------ Data rows

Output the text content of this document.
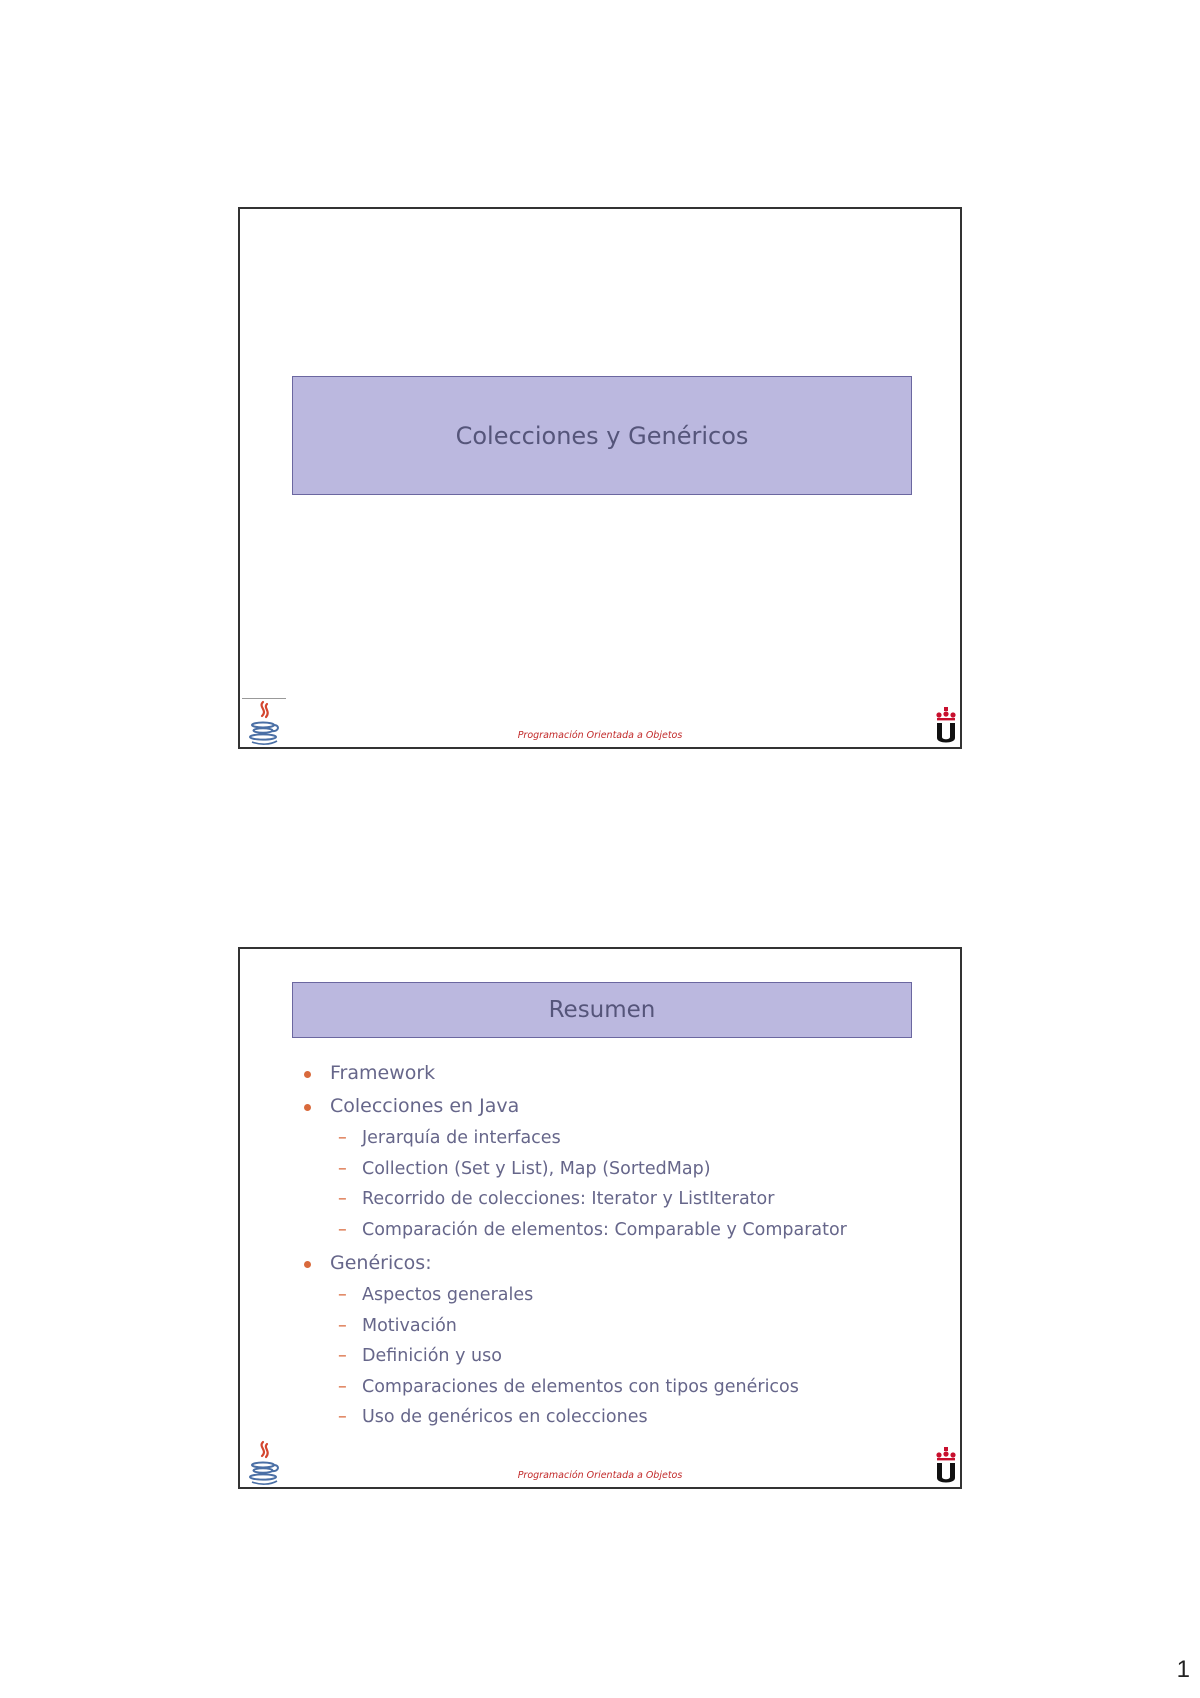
Colecciones y Genéricos
Programación Orientada a Objetos
Resumen
Framework
Colecciones en Java
– Jerarquía de interfaces
– Collection (Set y List), Map (SortedMap)
– Recorrido de colecciones: Iterator y ListIterator
– Comparación de elementos: Comparable y Comparator
Genéricos:
– Aspectos generales
– Motivación
– Definición y uso
– Comparaciones de elementos con tipos genéricos
– Uso de genéricos en colecciones
Programación Orientada a Objetos
1
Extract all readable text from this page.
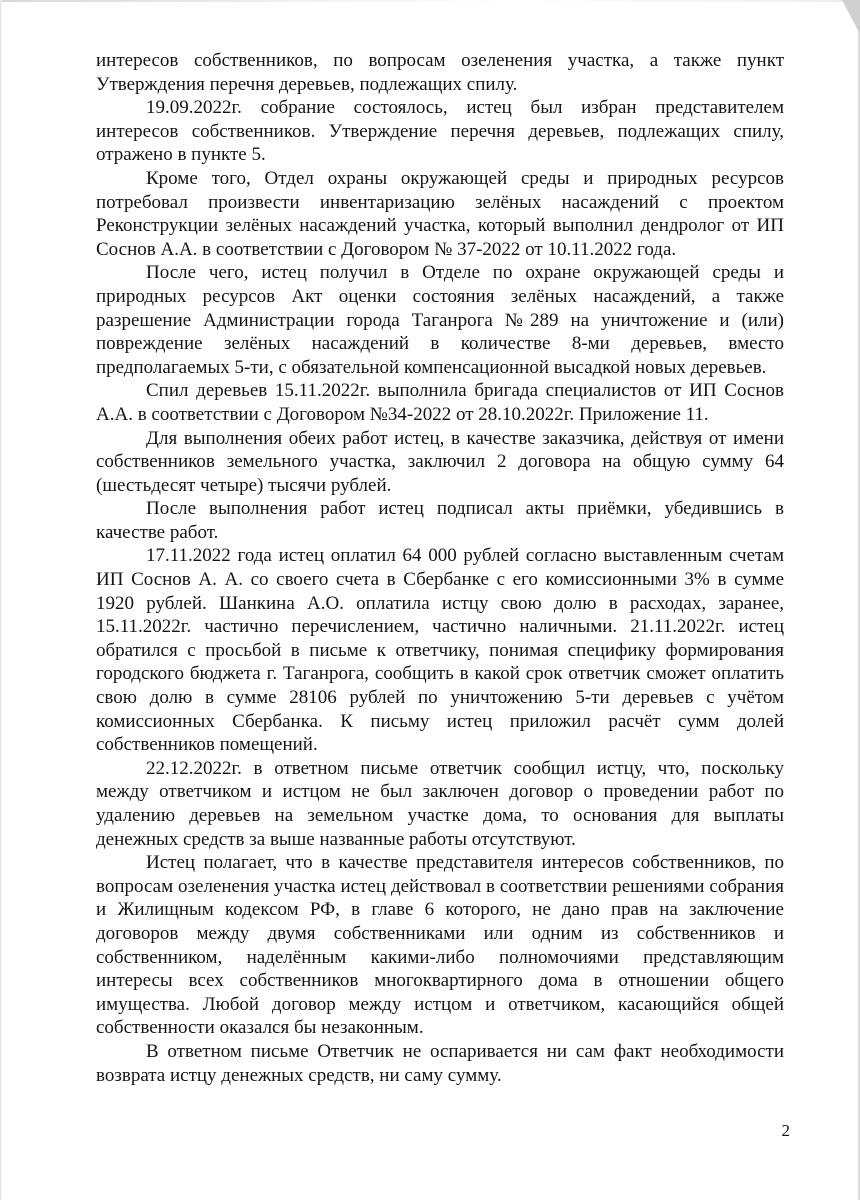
интересов собственников, по вопросам озеленения участка, а также пункт Утверждения перечня деревьев, подлежащих спилу.

19.09.2022г. собрание состоялось, истец был избран представителем интересов собственников. Утверждение перечня деревьев, подлежащих спилу, отражено в пункте 5.

Кроме того, Отдел охраны окружающей среды и природных ресурсов потребовал произвести инвентаризацию зелёных насаждений с проектом Реконструкции зелёных насаждений участка, который выполнил дендролог от ИП Соснов А.А. в соответствии с Договором № 37-2022 от 10.11.2022 года.

После чего, истец получил в Отделе по охране окружающей среды и природных ресурсов Акт оценки состояния зелёных насаждений, а также разрешение Администрации города Таганрога №289 на уничтожение и (или) повреждение зелёных насаждений в количестве 8-ми деревьев, вместо предполагаемых 5-ти, с обязательной компенсационной высадкой новых деревьев.

Спил деревьев 15.11.2022г. выполнила бригада специалистов от ИП Соснов А.А. в соответствии с Договором №34-2022 от 28.10.2022г. Приложение 11.

Для выполнения обеих работ истец, в качестве заказчика, действуя от имени собственников земельного участка, заключил 2 договора на общую сумму 64 (шестьдесят четыре) тысячи рублей.

После выполнения работ истец подписал акты приёмки, убедившись в качестве работ.

17.11.2022 года истец оплатил 64 000 рублей согласно выставленным счетам ИП Соснов А. А. со своего счета в Сбербанке с его комиссионными 3% в сумме 1920 рублей. Шанкина А.О. оплатила истцу свою долю в расходах, заранее, 15.11.2022г. частично перечислением, частично наличными. 21.11.2022г. истец обратился с просьбой в письме к ответчику, понимая специфику формирования городского бюджета г. Таганрога, сообщить в какой срок ответчик сможет оплатить свою долю в сумме 28106 рублей по уничтожению 5-ти деревьев с учётом комиссионных Сбербанка. К письму истец приложил расчёт сумм долей собственников помещений.

22.12.2022г. в ответном письме ответчик сообщил истцу, что, поскольку между ответчиком и истцом не был заключен договор о проведении работ по удалению деревьев на земельном участке дома, то основания для выплаты денежных средств за выше названные работы отсутствуют.

Истец полагает, что в качестве представителя интересов собственников, по вопросам озеленения участка истец действовал в соответствии решениями собрания и Жилищным кодексом РФ, в главе 6 которого, не дано прав на заключение договоров между двумя собственниками или одним из собственников и собственником, наделённым какими-либо полномочиями представляющим интересы всех собственников многоквартирного дома в отношении общего имущества. Любой договор между истцом и ответчиком, касающийся общей собственности оказался бы незаконным.

В ответном письме Ответчик не оспаривается ни сам факт необходимости возврата истцу денежных средств, ни саму сумму.

2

------------

## Written instruction
Copy out every line with the word "озеленения".

## Output for this exercise
интересов собственников, по вопросам озеленения участка, а также пункт Утверждения перечня деревьев, подлежащих спилу.
Истец полагает, что в качестве представителя интересов собственников, по вопросам озеленения участка истец действовал в соответствии решениями собрания и Жилищным кодексом РФ, в главе 6 которого, не дано прав на заключение договоров между двумя собственниками или одним из собственников и собственником, наделённым какими-либо полномочиями представляющим интересы всех собственников многоквартирного дома в отношении общего имущества. Любой договор между истцом и ответчиком, касающийся общей собственности оказался бы незаконным.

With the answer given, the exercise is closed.